- Task to complete -
Each record is to be printed again precisely as it reads.

◇ ◇ ◇ ◇

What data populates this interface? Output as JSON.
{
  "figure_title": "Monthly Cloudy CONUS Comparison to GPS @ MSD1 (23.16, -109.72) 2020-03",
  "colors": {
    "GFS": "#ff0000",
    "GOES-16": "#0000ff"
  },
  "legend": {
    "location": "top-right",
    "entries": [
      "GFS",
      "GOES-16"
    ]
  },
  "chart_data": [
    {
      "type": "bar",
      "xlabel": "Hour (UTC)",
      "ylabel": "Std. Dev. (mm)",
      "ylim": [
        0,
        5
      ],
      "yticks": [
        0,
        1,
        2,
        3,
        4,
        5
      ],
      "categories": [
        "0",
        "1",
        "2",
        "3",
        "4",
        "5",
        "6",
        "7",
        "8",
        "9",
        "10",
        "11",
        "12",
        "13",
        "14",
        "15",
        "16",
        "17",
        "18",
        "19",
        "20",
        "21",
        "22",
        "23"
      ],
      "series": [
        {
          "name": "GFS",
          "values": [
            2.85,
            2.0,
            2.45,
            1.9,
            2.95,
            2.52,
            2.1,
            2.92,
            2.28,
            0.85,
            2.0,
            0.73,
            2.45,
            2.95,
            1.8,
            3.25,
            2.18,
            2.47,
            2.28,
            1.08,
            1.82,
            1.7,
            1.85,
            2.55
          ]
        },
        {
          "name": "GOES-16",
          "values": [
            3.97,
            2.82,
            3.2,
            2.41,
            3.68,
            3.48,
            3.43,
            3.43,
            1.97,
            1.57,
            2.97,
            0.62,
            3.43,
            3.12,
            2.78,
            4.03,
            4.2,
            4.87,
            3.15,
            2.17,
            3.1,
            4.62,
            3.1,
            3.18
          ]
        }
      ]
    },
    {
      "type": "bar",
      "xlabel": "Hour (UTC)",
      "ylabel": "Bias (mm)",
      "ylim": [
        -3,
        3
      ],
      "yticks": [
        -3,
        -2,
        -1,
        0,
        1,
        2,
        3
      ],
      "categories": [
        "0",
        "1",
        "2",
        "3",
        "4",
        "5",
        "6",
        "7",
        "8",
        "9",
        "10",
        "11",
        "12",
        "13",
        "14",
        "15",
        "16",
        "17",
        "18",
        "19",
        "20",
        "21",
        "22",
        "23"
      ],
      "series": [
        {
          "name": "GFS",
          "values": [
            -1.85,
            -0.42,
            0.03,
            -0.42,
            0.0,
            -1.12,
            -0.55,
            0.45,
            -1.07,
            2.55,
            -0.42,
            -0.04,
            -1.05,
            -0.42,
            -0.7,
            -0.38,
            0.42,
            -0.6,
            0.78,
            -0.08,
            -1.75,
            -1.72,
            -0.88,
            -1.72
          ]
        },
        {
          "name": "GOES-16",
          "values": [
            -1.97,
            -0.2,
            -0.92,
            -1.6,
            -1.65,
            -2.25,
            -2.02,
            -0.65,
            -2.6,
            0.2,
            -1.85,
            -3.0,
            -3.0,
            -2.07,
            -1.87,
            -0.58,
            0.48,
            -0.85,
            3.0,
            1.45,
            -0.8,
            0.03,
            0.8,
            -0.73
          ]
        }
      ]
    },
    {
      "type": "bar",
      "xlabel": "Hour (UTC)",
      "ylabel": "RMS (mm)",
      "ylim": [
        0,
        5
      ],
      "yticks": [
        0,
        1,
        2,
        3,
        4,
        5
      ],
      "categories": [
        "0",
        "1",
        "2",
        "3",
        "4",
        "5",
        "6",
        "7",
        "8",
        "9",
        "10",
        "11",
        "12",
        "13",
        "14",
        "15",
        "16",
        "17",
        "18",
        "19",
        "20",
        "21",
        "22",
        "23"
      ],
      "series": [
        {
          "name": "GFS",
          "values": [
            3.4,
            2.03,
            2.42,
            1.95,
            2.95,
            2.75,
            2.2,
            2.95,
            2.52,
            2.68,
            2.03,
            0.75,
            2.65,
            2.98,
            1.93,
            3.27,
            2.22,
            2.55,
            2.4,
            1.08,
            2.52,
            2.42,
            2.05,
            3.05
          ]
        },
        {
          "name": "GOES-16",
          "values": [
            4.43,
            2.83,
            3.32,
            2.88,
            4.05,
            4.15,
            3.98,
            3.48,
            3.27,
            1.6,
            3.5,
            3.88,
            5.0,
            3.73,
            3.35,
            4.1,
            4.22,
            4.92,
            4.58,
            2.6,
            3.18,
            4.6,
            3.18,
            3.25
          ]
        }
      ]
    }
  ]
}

◇ ◇ ◇ ◇

- Result for this exercise -
What data populates this interface? Output as JSON.
{
  "figure_title": "Monthly Cloudy CONUS Comparison to GPS @ MSD1 (23.16, -109.72) 2020-03",
  "colors": {
    "GFS": "#ff0000",
    "GOES-16": "#0000ff"
  },
  "legend": {
    "location": "top-right",
    "entries": [
      "GFS",
      "GOES-16"
    ]
  },
  "chart_data": [
    {
      "type": "bar",
      "xlabel": "Hour (UTC)",
      "ylabel": "Std. Dev. (mm)",
      "ylim": [
        0,
        5
      ],
      "yticks": [
        0,
        1,
        2,
        3,
        4,
        5
      ],
      "categories": [
        "0",
        "1",
        "2",
        "3",
        "4",
        "5",
        "6",
        "7",
        "8",
        "9",
        "10",
        "11",
        "12",
        "13",
        "14",
        "15",
        "16",
        "17",
        "18",
        "19",
        "20",
        "21",
        "22",
        "23"
      ],
      "series": [
        {
          "name": "GFS",
          "values": [
            2.85,
            2.0,
            2.45,
            1.9,
            2.95,
            2.52,
            2.1,
            2.92,
            2.28,
            0.85,
            2.0,
            0.73,
            2.45,
            2.95,
            1.8,
            3.25,
            2.18,
            2.47,
            2.28,
            1.08,
            1.82,
            1.7,
            1.85,
            2.55
          ]
        },
        {
          "name": "GOES-16",
          "values": [
            3.97,
            2.82,
            3.2,
            2.41,
            3.68,
            3.48,
            3.43,
            3.43,
            1.97,
            1.57,
            2.97,
            0.62,
            3.43,
            3.12,
            2.78,
            4.03,
            4.2,
            4.87,
            3.15,
            2.17,
            3.1,
            4.62,
            3.1,
            3.18
          ]
        }
      ]
    },
    {
      "type": "bar",
      "xlabel": "Hour (UTC)",
      "ylabel": "Bias (mm)",
      "ylim": [
        -3,
        3
      ],
      "yticks": [
        -3,
        -2,
        -1,
        0,
        1,
        2,
        3
      ],
      "categories": [
        "0",
        "1",
        "2",
        "3",
        "4",
        "5",
        "6",
        "7",
        "8",
        "9",
        "10",
        "11",
        "12",
        "13",
        "14",
        "15",
        "16",
        "17",
        "18",
        "19",
        "20",
        "21",
        "22",
        "23"
      ],
      "series": [
        {
          "name": "GFS",
          "values": [
            -1.85,
            -0.42,
            0.03,
            -0.42,
            0.0,
            -1.12,
            -0.55,
            0.45,
            -1.07,
            2.55,
            -0.42,
            -0.04,
            -1.05,
            -0.42,
            -0.7,
            -0.38,
            0.42,
            -0.6,
            0.78,
            -0.08,
            -1.75,
            -1.72,
            -0.88,
            -1.72
          ]
        },
        {
          "name": "GOES-16",
          "values": [
            -1.97,
            -0.2,
            -0.92,
            -1.6,
            -1.65,
            -2.25,
            -2.02,
            -0.65,
            -2.6,
            0.2,
            -1.85,
            -3.0,
            -3.0,
            -2.07,
            -1.87,
            -0.58,
            0.48,
            -0.85,
            3.0,
            1.45,
            -0.8,
            0.03,
            0.8,
            -0.73
          ]
        }
      ]
    },
    {
      "type": "bar",
      "xlabel": "Hour (UTC)",
      "ylabel": "RMS (mm)",
      "ylim": [
        0,
        5
      ],
      "yticks": [
        0,
        1,
        2,
        3,
        4,
        5
      ],
      "categories": [
        "0",
        "1",
        "2",
        "3",
        "4",
        "5",
        "6",
        "7",
        "8",
        "9",
        "10",
        "11",
        "12",
        "13",
        "14",
        "15",
        "16",
        "17",
        "18",
        "19",
        "20",
        "21",
        "22",
        "23"
      ],
      "series": [
        {
          "name": "GFS",
          "values": [
            3.4,
            2.03,
            2.42,
            1.95,
            2.95,
            2.75,
            2.2,
            2.95,
            2.52,
            2.68,
            2.03,
            0.75,
            2.65,
            2.98,
            1.93,
            3.27,
            2.22,
            2.55,
            2.4,
            1.08,
            2.52,
            2.42,
            2.05,
            3.05
          ]
        },
        {
          "name": "GOES-16",
          "values": [
            4.43,
            2.83,
            3.32,
            2.88,
            4.05,
            4.15,
            3.98,
            3.48,
            3.27,
            1.6,
            3.5,
            3.88,
            5.0,
            3.73,
            3.35,
            4.1,
            4.22,
            4.92,
            4.58,
            2.6,
            3.18,
            4.6,
            3.18,
            3.25
          ]
        }
      ]
    }
  ]
}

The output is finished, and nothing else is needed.